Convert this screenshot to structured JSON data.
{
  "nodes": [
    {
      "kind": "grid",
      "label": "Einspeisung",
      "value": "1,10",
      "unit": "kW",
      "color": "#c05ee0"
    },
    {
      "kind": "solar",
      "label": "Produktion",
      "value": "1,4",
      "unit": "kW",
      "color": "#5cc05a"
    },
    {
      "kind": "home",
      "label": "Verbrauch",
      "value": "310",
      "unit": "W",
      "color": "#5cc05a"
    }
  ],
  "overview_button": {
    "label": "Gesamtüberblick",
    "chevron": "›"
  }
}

--

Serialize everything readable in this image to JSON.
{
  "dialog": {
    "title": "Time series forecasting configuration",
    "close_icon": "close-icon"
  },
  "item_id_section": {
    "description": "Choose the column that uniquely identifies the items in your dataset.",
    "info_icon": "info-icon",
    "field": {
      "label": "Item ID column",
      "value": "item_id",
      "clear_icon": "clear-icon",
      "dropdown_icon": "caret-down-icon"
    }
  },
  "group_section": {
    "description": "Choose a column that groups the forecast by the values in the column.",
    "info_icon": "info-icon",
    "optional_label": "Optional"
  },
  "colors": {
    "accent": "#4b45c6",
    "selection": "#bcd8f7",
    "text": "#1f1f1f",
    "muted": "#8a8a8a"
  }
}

(PROBLEM STATEMENT)
Return the lines of the records that include the string "Choose".

(ANSWER FOR THE TASK)
    "description": "Choose the column that uniquely identifies the items in your dataset.",
    "description": "Choose a column that groups the forecast by the values in the column.",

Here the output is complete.